* _Document_:
►

Method and Circuit Intended for High-Frequency Communication Between an Interrogator and a Smart Tag

1. A method intended for high-frequency communication between an interrogator and a smart tag, a circuit of said smart tag being galvanically coupled with a voltage source and, according to which method the smart tag observes a first phase (Φi), which is a phase of a voltage induced in a tag's antenna by a high-frequency carrier signal generated by the interrogator, characterized in that the smart tag observes the first phase (Φi) in those time intervals located even within a data frame being transmitted, in which time intervals, according to a communication protocol, the smart tag does not transmit packets of high-frequency radio waves, and that the smart tag transmits said high-frequency wave packets, in that it excites its own antenna with a voltage, the phase of which voltage, being a second phase (Φt), is set, at the beginning of transmitting each said high-frequency wave packet, each time shifted with respect to said observed first phase (Φi) by the same phase angle (ΔΦ) being determined by a relation ΔΦ=Φt−Φi.

2. The method as recited in claim 1 , characterized in that the smart tag observes the first phase (Φi) in the time intervals with a duration according to the communication protocol being long enough that the smart tag can match the second phase (Φt) with a phase, which is shifted by the phase angle (ΔΦ) with respect to the first phase (Φi).

3. The method as recited in claim 2 , characterized in that said time intervals of the phase observation are placed closely before the instants, in which, according to the communication protocol, the smart tag starts transmitting said high-frequency wave packets.

4. The method as recited in claim 3 , characterized in that said time intervals of the phase observation are placed in a time window with no tag's transmission even within the duration of bits, in which bits, according to the communication protocol, the smart tag transmits said high-frequency wave packets.

5. The method as recited in claim 4 , characterized in that the smart tag transmits said high-frequency wave packets, in that it excites its own antenna with a simple harmonic voltage, the phase of which voltage, being a second phase (Φt), is set, at the beginning of transmitting each said high-frequency wave packet, shifted each time by the same said phase angle (ΔΦ).

◄

Data drawn from a collection
►

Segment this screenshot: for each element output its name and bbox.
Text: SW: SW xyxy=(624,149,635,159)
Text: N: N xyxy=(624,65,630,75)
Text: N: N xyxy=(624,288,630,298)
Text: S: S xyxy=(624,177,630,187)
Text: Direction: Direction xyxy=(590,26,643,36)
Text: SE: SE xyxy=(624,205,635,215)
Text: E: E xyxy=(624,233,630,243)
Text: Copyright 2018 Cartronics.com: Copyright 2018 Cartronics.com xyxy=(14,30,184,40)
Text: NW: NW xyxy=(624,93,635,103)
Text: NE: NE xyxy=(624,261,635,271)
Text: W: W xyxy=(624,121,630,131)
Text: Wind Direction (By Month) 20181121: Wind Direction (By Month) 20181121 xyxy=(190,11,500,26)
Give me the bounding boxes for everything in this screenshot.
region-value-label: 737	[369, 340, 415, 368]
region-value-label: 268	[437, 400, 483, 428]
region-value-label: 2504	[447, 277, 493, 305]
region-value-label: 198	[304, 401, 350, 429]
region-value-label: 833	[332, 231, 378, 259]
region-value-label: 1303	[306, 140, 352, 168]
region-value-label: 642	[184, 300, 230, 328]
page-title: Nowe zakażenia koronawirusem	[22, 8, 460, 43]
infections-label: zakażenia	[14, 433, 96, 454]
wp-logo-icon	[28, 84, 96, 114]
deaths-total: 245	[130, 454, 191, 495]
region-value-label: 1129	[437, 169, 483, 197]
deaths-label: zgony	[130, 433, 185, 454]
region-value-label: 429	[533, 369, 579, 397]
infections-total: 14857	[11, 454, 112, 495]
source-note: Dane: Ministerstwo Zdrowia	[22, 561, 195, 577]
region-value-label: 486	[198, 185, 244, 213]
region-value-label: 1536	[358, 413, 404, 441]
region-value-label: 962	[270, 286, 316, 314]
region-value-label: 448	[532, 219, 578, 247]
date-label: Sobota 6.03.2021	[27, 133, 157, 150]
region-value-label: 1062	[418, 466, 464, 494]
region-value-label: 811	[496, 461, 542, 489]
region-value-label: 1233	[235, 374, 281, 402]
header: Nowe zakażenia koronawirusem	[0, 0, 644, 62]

◄

* _Instructions to follow_: For each statement below, answer yes or no to whether it agrees with the smart tag claims above, and quote the exact words of the claims that decide it. (a) The smart tag observes the first phase only outside a data frame being transmitted. (b) The time intervals of phase observation come closely before the instants when the smart tag starts transmitting its high-frequency wave packets. (c) In claim 5, the smart tag excites its own antenna with a simple harmonic voltage.

* _Exercise response_:
(a) No: "the smart tag observes the first phase (Φi) in those time intervals located even within a data frame being transmitted"
(b) Yes: "said time intervals of the phase observation are placed closely before the instants, in which, according to the communication protocol, the smart tag starts transmitting said high-frequency wave packets"
(c) Yes: "it excites its own antenna with a simple harmonic voltage"